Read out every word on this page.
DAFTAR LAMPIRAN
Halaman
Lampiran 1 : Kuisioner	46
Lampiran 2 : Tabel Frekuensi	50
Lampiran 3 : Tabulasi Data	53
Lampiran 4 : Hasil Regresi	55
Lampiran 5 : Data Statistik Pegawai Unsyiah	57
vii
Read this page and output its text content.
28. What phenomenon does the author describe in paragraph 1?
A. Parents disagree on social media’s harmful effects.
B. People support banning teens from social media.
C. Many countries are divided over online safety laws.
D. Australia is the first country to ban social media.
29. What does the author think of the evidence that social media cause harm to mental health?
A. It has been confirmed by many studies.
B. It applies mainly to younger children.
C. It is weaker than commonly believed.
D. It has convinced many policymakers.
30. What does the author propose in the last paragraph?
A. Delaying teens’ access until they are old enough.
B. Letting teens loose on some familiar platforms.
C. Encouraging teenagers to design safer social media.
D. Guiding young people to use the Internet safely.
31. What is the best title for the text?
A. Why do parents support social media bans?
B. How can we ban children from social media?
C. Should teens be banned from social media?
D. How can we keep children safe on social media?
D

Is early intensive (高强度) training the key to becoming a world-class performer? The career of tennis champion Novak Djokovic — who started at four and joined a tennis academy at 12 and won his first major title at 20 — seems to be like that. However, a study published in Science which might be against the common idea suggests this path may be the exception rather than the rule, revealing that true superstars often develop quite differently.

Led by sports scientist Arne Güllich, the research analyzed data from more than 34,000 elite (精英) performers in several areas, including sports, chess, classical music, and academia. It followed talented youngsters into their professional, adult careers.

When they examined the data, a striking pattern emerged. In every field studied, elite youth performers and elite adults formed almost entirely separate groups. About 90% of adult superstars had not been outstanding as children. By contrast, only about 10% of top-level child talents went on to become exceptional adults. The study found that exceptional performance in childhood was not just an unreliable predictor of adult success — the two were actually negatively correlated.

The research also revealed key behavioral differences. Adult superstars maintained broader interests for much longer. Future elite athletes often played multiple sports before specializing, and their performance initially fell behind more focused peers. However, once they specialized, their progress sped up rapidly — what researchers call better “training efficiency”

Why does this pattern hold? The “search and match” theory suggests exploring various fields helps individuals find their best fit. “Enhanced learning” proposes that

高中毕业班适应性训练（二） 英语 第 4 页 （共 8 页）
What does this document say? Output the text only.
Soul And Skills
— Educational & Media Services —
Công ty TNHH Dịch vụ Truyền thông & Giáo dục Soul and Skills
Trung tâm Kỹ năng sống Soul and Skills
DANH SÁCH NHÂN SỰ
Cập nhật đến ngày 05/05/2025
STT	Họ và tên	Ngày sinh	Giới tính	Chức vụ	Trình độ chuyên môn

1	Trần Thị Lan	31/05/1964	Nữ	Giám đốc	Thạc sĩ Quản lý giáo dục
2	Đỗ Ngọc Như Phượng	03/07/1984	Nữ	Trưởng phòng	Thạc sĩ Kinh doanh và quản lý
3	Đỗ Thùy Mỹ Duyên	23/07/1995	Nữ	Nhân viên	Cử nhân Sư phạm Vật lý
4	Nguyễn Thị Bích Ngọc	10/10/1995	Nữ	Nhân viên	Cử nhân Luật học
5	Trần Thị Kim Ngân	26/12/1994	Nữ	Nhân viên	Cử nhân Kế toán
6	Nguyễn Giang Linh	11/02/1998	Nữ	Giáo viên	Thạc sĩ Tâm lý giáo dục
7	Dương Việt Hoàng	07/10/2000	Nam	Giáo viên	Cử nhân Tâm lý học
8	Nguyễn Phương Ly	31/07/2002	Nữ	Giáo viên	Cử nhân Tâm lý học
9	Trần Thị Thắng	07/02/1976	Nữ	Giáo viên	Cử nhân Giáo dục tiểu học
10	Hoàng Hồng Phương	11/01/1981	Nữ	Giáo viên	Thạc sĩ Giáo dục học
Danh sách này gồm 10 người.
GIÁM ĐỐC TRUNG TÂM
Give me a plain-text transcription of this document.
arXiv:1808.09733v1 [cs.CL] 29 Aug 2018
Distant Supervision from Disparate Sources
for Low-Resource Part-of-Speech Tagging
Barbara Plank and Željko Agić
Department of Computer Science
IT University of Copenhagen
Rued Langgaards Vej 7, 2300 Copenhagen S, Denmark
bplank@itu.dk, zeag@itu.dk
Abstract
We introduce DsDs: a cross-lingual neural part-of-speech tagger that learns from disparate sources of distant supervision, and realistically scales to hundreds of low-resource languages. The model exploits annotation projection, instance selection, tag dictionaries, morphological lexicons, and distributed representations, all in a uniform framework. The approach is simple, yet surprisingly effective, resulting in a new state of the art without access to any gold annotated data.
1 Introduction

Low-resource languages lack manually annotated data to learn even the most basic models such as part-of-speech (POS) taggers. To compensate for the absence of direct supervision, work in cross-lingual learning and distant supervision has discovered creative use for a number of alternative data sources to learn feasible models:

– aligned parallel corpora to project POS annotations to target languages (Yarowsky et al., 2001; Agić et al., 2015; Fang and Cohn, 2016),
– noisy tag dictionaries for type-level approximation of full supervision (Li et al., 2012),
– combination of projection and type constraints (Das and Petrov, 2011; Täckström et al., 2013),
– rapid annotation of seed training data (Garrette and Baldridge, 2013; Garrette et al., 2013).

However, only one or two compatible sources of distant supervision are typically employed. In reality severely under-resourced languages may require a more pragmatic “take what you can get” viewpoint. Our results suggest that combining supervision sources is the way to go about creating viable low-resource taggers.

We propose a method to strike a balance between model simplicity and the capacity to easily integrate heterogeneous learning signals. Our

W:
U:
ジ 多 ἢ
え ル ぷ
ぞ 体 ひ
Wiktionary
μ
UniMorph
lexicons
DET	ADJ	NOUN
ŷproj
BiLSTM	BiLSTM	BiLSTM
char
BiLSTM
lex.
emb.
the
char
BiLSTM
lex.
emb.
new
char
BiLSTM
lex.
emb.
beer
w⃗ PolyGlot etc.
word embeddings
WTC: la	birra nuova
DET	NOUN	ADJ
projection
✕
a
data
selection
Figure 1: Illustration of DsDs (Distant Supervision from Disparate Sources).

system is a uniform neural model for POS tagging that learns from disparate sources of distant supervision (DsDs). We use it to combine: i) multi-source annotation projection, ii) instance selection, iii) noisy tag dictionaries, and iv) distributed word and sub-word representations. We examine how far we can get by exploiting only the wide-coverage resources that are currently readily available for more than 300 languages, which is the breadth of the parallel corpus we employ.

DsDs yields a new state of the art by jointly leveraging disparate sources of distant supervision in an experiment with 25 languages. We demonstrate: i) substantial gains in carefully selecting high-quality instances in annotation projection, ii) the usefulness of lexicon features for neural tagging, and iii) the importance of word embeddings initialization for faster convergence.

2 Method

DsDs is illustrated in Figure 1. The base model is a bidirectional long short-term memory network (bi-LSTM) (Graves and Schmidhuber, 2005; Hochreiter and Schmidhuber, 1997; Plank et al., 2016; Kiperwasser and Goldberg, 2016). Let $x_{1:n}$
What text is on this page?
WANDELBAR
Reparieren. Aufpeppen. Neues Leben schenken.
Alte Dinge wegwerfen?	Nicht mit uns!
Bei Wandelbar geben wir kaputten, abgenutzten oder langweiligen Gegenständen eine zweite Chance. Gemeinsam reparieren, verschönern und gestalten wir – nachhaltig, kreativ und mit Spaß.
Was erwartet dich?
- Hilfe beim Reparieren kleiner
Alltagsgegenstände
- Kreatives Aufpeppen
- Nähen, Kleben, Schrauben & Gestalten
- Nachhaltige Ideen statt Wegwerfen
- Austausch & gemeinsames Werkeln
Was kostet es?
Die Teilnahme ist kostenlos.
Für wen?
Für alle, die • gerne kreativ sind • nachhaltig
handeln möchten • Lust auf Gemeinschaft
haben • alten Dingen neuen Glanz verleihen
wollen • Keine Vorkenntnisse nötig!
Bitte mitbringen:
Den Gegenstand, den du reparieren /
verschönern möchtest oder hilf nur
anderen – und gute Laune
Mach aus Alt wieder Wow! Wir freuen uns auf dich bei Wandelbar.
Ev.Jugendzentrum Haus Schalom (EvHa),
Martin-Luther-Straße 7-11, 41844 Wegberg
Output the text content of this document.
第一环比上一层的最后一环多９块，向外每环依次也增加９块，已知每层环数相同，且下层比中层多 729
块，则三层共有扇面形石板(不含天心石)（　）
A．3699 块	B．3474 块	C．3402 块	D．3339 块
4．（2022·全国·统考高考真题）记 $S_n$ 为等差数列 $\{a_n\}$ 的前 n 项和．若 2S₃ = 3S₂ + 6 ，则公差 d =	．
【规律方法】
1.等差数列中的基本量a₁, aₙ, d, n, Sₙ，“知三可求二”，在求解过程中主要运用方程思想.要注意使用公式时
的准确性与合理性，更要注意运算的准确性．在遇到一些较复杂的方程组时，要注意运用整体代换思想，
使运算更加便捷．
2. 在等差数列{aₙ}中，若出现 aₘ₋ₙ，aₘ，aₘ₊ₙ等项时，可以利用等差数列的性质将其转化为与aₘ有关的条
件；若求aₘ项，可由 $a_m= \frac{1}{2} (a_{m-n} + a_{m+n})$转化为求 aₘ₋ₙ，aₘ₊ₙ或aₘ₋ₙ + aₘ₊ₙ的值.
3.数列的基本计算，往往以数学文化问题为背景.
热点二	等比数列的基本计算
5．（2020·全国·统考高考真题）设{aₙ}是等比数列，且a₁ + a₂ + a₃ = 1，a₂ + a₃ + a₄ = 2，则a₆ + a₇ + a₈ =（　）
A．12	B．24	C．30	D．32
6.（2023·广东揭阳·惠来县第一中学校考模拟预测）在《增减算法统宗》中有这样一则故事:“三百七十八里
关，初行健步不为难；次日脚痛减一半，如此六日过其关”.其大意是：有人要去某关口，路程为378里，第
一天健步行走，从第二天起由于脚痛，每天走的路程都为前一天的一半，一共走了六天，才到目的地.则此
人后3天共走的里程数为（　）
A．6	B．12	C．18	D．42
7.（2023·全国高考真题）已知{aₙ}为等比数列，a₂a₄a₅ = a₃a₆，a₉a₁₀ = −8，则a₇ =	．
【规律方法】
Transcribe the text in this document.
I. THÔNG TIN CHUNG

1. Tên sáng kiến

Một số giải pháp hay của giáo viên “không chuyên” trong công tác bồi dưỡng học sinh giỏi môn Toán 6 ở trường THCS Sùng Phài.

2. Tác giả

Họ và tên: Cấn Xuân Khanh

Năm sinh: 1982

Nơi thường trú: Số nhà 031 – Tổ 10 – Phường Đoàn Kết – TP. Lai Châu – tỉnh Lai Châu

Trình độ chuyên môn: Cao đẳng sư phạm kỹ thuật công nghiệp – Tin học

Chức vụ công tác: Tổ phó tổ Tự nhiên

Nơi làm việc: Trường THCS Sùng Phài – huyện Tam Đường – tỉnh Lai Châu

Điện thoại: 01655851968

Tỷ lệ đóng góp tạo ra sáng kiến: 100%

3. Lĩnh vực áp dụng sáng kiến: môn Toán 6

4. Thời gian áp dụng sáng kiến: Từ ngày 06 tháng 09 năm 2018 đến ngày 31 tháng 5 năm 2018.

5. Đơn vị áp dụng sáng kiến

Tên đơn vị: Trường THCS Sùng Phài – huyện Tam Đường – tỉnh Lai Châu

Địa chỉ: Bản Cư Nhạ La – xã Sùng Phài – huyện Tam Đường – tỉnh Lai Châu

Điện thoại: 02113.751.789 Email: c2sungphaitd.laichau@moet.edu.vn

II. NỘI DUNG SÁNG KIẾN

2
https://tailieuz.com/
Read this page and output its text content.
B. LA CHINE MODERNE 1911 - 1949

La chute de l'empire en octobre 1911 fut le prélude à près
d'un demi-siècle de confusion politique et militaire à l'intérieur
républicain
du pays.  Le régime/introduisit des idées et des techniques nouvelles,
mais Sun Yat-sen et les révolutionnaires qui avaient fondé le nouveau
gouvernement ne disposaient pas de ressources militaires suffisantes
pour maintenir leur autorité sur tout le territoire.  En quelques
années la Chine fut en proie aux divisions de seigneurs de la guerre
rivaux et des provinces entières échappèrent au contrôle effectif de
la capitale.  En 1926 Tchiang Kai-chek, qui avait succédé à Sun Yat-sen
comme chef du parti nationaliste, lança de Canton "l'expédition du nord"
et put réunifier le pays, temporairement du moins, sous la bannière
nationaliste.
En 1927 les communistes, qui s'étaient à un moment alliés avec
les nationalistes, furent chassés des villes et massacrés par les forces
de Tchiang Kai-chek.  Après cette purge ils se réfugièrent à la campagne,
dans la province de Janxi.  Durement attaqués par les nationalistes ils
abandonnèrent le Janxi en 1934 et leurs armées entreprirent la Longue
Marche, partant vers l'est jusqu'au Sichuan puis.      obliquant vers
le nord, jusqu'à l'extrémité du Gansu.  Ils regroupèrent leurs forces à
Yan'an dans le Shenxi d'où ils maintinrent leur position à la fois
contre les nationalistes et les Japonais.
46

* _What the exercise asks_: Identify and extract each line of the listing that contains "this".

* _Final answer_:
Read out every word on this page.
Read this page and output its text content.
Is early intensive (高强度) training the key to becoming a world-class performer? The career of tennis champion Novak Djokovic — who started at four and joined a tennis academy at 12 and won his first major title at 20 — seems to be like that. However, a study published in Science which might be against the common idea suggests this path may be the exception rather than the rule, revealing that true superstars often develop quite differently.
Why does this pattern hold? The “search and match” theory suggests exploring various fields helps individuals find their best fit. “Enhanced learning” proposes that
What does this document say? Output the text only.
Give me a plain-text transcription of this document.
What text is on this page?
Output the text content of this document.
Transcribe the text in this document.
Read this page and output its text content.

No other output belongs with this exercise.